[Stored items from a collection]

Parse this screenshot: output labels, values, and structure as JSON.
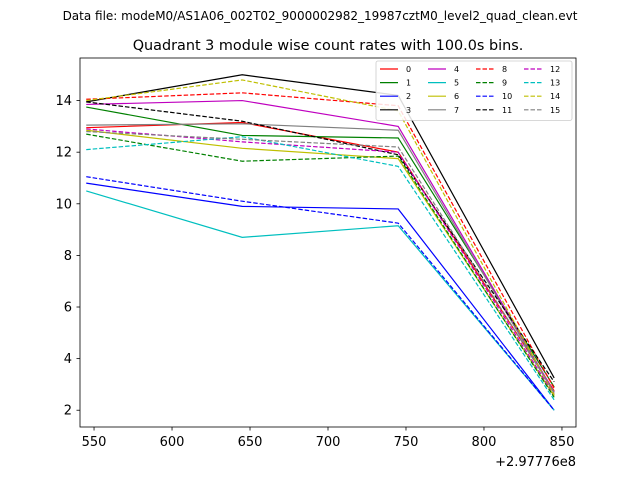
{
  "chart_data": {
    "type": "line",
    "suptitle": "Data file: modeM0/AS1A06_002T02_9000002982_19987cztM0_level2_quad_clean.evt",
    "title": "Quadrant 3 module wise count rates with 100.0s bins.",
    "xlabel": "",
    "ylabel": "",
    "x_offset_label": "+2.97776e8",
    "x": [
      545,
      645,
      745,
      845
    ],
    "xlim": [
      541,
      859
    ],
    "ylim": [
      1.35,
      15.65
    ],
    "xticks": [
      550,
      600,
      650,
      700,
      750,
      800,
      850
    ],
    "yticks": [
      2,
      4,
      6,
      8,
      10,
      12,
      14
    ],
    "legend_position": "top-right",
    "grid": false,
    "series": [
      {
        "name": "0",
        "color": "#ff0000",
        "dash": false,
        "values": [
          12.95,
          13.15,
          12.0,
          2.75
        ]
      },
      {
        "name": "1",
        "color": "#008000",
        "dash": false,
        "values": [
          13.75,
          12.65,
          12.55,
          2.9
        ]
      },
      {
        "name": "2",
        "color": "#0000ff",
        "dash": false,
        "values": [
          10.8,
          9.9,
          9.8,
          2.0
        ]
      },
      {
        "name": "3",
        "color": "#000000",
        "dash": false,
        "values": [
          13.95,
          15.0,
          14.2,
          3.25
        ]
      },
      {
        "name": "4",
        "color": "#bf00bf",
        "dash": false,
        "values": [
          13.85,
          14.0,
          13.0,
          2.7
        ]
      },
      {
        "name": "5",
        "color": "#00bfbf",
        "dash": false,
        "values": [
          10.5,
          8.7,
          9.15,
          2.0
        ]
      },
      {
        "name": "6",
        "color": "#bfbf00",
        "dash": false,
        "values": [
          12.85,
          12.15,
          11.75,
          2.55
        ]
      },
      {
        "name": "7",
        "color": "#808080",
        "dash": false,
        "values": [
          13.05,
          13.1,
          12.85,
          2.65
        ]
      },
      {
        "name": "8",
        "color": "#ff0000",
        "dash": true,
        "values": [
          14.05,
          14.3,
          13.8,
          2.85
        ]
      },
      {
        "name": "9",
        "color": "#008000",
        "dash": true,
        "values": [
          12.7,
          11.65,
          11.85,
          2.5
        ]
      },
      {
        "name": "10",
        "color": "#0000ff",
        "dash": true,
        "values": [
          11.05,
          10.1,
          9.25,
          2.0
        ]
      },
      {
        "name": "11",
        "color": "#000000",
        "dash": true,
        "values": [
          13.95,
          13.2,
          11.9,
          3.1
        ]
      },
      {
        "name": "12",
        "color": "#bf00bf",
        "dash": true,
        "values": [
          12.9,
          12.4,
          12.0,
          2.6
        ]
      },
      {
        "name": "13",
        "color": "#00bfbf",
        "dash": true,
        "values": [
          12.1,
          12.6,
          11.45,
          2.4
        ]
      },
      {
        "name": "14",
        "color": "#bfbf00",
        "dash": true,
        "values": [
          14.0,
          14.8,
          13.6,
          2.6
        ]
      },
      {
        "name": "15",
        "color": "#808080",
        "dash": true,
        "values": [
          12.8,
          12.5,
          12.2,
          2.7
        ]
      }
    ]
  }
}
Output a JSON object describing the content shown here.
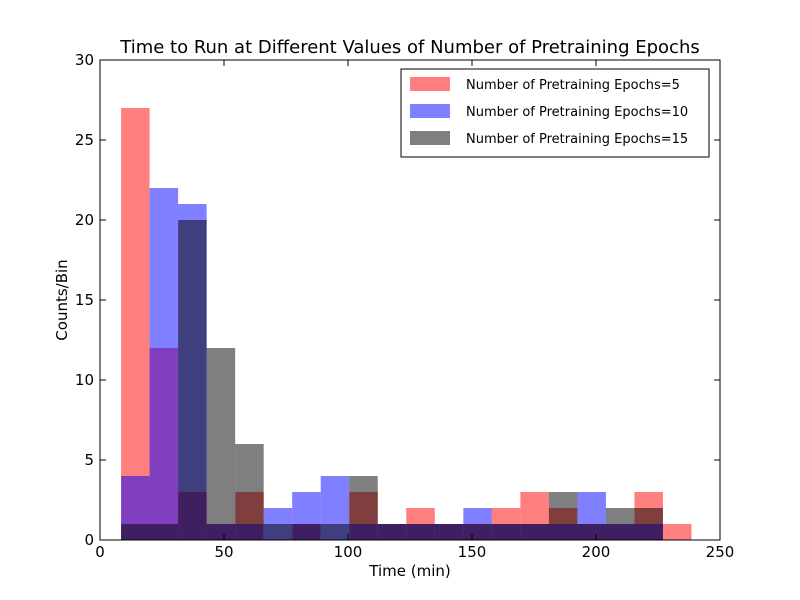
{
  "chart_data": {
    "type": "bar",
    "title": "Time to Run at Different Values of Number of Pretraining Epochs",
    "xlabel": "Time (min)",
    "ylabel": "Counts/Bin",
    "xlim": [
      0,
      250
    ],
    "ylim": [
      0,
      30
    ],
    "xticks": [
      0,
      50,
      100,
      150,
      200,
      250
    ],
    "yticks": [
      0,
      5,
      10,
      15,
      20,
      25,
      30
    ],
    "grid": false,
    "legend_position": "top-right",
    "bin_edges": [
      8.5,
      20,
      31.5,
      43,
      54.5,
      66,
      77.5,
      89,
      100.5,
      112,
      123.5,
      135,
      146.5,
      158,
      169.5,
      181,
      192.5,
      204,
      215.5,
      227,
      238.5
    ],
    "series": [
      {
        "name": "Number of Pretraining Epochs=5",
        "color": "#ff0000",
        "alpha": 0.5,
        "values": [
          27,
          12,
          3,
          1,
          3,
          0,
          1,
          0,
          3,
          1,
          2,
          1,
          1,
          2,
          3,
          2,
          1,
          1,
          3,
          1
        ]
      },
      {
        "name": "Number of Pretraining Epochs=10",
        "color": "#0000ff",
        "alpha": 0.5,
        "values": [
          4,
          22,
          21,
          1,
          1,
          2,
          3,
          4,
          1,
          1,
          1,
          1,
          2,
          1,
          1,
          1,
          3,
          1,
          1,
          0
        ]
      },
      {
        "name": "Number of Pretraining Epochs=15",
        "color": "#000000",
        "alpha": 0.5,
        "values": [
          1,
          1,
          20,
          12,
          6,
          1,
          1,
          1,
          4,
          1,
          1,
          1,
          1,
          1,
          1,
          3,
          1,
          2,
          2,
          0
        ]
      }
    ]
  }
}
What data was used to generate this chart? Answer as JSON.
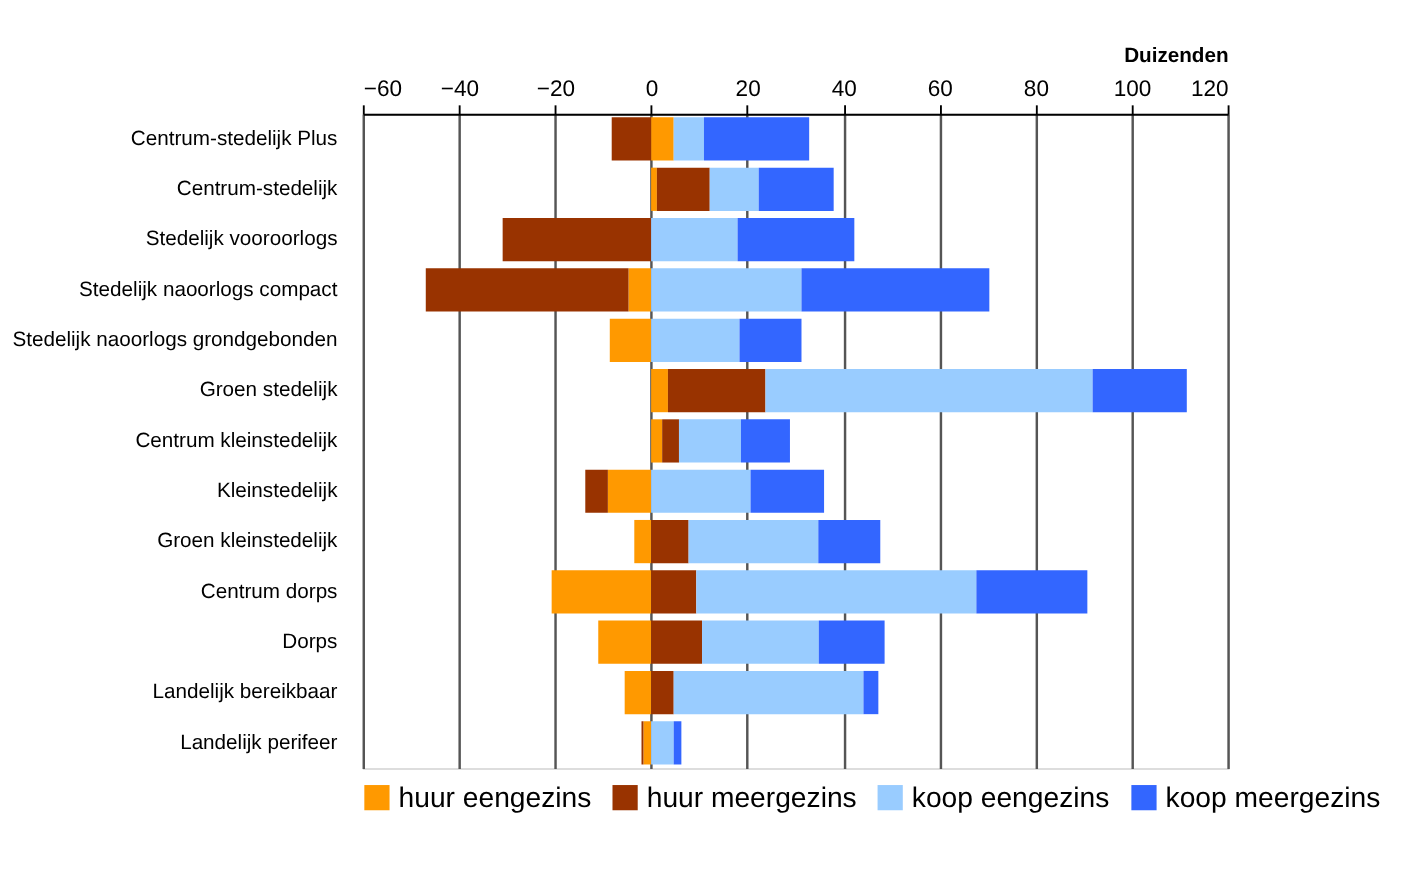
{
  "chart_data": {
    "type": "bar",
    "orientation": "horizontal",
    "stacked": true,
    "xlabel": "Duizenden",
    "categories": [
      "Centrum-stedelijk Plus",
      "Centrum-stedelijk",
      "Stedelijk vooroorlogs",
      "Stedelijk naoorlogs compact",
      "Stedelijk naoorlogs grondgebonden",
      "Groen stedelijk",
      "Centrum kleinstedelijk",
      "Kleinstedelijk",
      "Groen kleinstedelijk",
      "Centrum dorps",
      "Dorps",
      "Landelijk bereikbaar",
      "Landelijk perifeer"
    ],
    "series": [
      {
        "name": "huur eengezins",
        "color": "#ff9900",
        "values": [
          4.7,
          1.2,
          0,
          -4.7,
          -8.6,
          3.5,
          2.3,
          -9,
          -3.5,
          -20.7,
          -11,
          -5.5,
          -1.6
        ]
      },
      {
        "name": "huur meergezins",
        "color": "#993300",
        "values": [
          -8.2,
          11,
          -30.9,
          -42.2,
          0,
          20.3,
          3.5,
          -4.7,
          7.8,
          9.4,
          10.6,
          4.7,
          -0.4
        ]
      },
      {
        "name": "koop eengezins",
        "color": "#99ccff",
        "values": [
          6.3,
          10.2,
          18,
          31.3,
          18.4,
          68.1,
          12.9,
          20.7,
          27,
          58.3,
          24.3,
          39.5,
          4.7
        ]
      },
      {
        "name": "koop meergezins",
        "color": "#3366ff",
        "values": [
          21.9,
          15.6,
          24.3,
          39.1,
          12.9,
          19.6,
          10.2,
          15.3,
          12.9,
          23.1,
          13.7,
          3.1,
          1.6
        ]
      }
    ],
    "xlim": [
      -60,
      120
    ],
    "xticks": [
      -60,
      -40,
      -20,
      0,
      20,
      40,
      60,
      80,
      100,
      120
    ],
    "grid": true,
    "legend": "bottom"
  }
}
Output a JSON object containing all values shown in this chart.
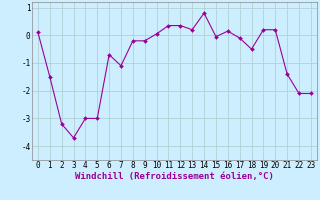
{
  "x": [
    0,
    1,
    2,
    3,
    4,
    5,
    6,
    7,
    8,
    9,
    10,
    11,
    12,
    13,
    14,
    15,
    16,
    17,
    18,
    19,
    20,
    21,
    22,
    23
  ],
  "y": [
    0.1,
    -1.5,
    -3.2,
    -3.7,
    -3.0,
    -3.0,
    -0.7,
    -1.1,
    -0.2,
    -0.2,
    0.05,
    0.35,
    0.35,
    0.2,
    0.8,
    -0.05,
    0.15,
    -0.1,
    -0.5,
    0.2,
    0.2,
    -1.4,
    -2.1,
    -2.1
  ],
  "line_color": "#990099",
  "marker": "D",
  "marker_size": 2.0,
  "bg_color": "#cceeff",
  "grid_color": "#aacccc",
  "ylim": [
    -4.5,
    1.2
  ],
  "xlim": [
    -0.5,
    23.5
  ],
  "yticks": [
    -4,
    -3,
    -2,
    -1,
    0,
    1
  ],
  "xticks": [
    0,
    1,
    2,
    3,
    4,
    5,
    6,
    7,
    8,
    9,
    10,
    11,
    12,
    13,
    14,
    15,
    16,
    17,
    18,
    19,
    20,
    21,
    22,
    23
  ],
  "xlabel": "Windchill (Refroidissement éolien,°C)",
  "xlabel_fontsize": 6.5,
  "tick_fontsize": 5.5
}
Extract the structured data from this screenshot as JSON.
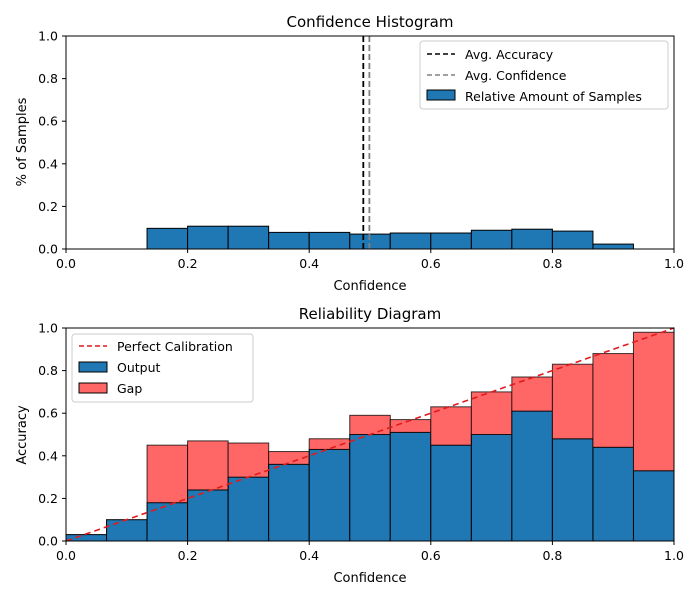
{
  "chart_data": [
    {
      "type": "bar",
      "title": "Confidence Histogram",
      "xlabel": "Confidence",
      "ylabel": "% of Samples",
      "xlim": [
        0,
        1
      ],
      "ylim": [
        0,
        1
      ],
      "xticks": [
        "0.0",
        "0.2",
        "0.4",
        "0.6",
        "0.8",
        "1.0"
      ],
      "yticks": [
        "0.0",
        "0.2",
        "0.4",
        "0.6",
        "0.8",
        "1.0"
      ],
      "bin_edges": [
        0.1333,
        0.2,
        0.2667,
        0.3333,
        0.4,
        0.4667,
        0.5333,
        0.6,
        0.6667,
        0.7333,
        0.8,
        0.8667,
        0.9333
      ],
      "series": [
        {
          "name": "Relative Amount of Samples",
          "values": [
            0.097,
            0.107,
            0.107,
            0.078,
            0.078,
            0.07,
            0.075,
            0.075,
            0.088,
            0.093,
            0.084,
            0.023
          ],
          "color": "#1f77b4"
        }
      ],
      "vlines": [
        {
          "name": "Avg. Accuracy",
          "x": 0.489,
          "color": "#000000",
          "style": "dashed"
        },
        {
          "name": "Avg. Confidence",
          "x": 0.499,
          "color": "#808080",
          "style": "dashed"
        }
      ],
      "legend": [
        "Avg. Accuracy",
        "Avg. Confidence",
        "Relative Amount of Samples"
      ],
      "legend_position": "top-right"
    },
    {
      "type": "bar",
      "title": "Reliability Diagram",
      "xlabel": "Confidence",
      "ylabel": "Accuracy",
      "xlim": [
        0,
        1
      ],
      "ylim": [
        0,
        1
      ],
      "xticks": [
        "0.0",
        "0.2",
        "0.4",
        "0.6",
        "0.8",
        "1.0"
      ],
      "yticks": [
        "0.0",
        "0.2",
        "0.4",
        "0.6",
        "0.8",
        "1.0"
      ],
      "bin_width": 0.0667,
      "bin_starts": [
        0.0,
        0.0667,
        0.1333,
        0.2,
        0.2667,
        0.3333,
        0.4,
        0.4667,
        0.5333,
        0.6,
        0.6667,
        0.7333,
        0.8,
        0.8667,
        0.9333
      ],
      "series": [
        {
          "name": "Output",
          "values": [
            0.03,
            0.1,
            0.18,
            0.24,
            0.3,
            0.36,
            0.43,
            0.5,
            0.51,
            0.45,
            0.5,
            0.61,
            0.48,
            0.44,
            0.33
          ],
          "color": "#1f77b4"
        },
        {
          "name": "Gap",
          "values": [
            0.03,
            0.1,
            0.45,
            0.47,
            0.46,
            0.42,
            0.48,
            0.59,
            0.57,
            0.63,
            0.7,
            0.77,
            0.83,
            0.88,
            0.98
          ],
          "color": "#ff6666",
          "over_color": "#a3243d"
        }
      ],
      "reference_line": {
        "name": "Perfect Calibration",
        "from": [
          0,
          0
        ],
        "to": [
          1,
          1
        ],
        "color": "#e31a1c",
        "style": "dashed"
      },
      "legend": [
        "Perfect Calibration",
        "Output",
        "Gap"
      ],
      "legend_position": "top-left"
    }
  ]
}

* Challenge *
Copy out every line from the records that has the word "JSON".

* Response to the task *
Parse this screenshot: output labels, values, and structure as JSON.
Output a JSON object describing the content shown here.
What data was used to generate this chart? Answer as JSON.
Output a JSON object containing all values shown in this chart.
Extract the structured data from this screenshot as JSON.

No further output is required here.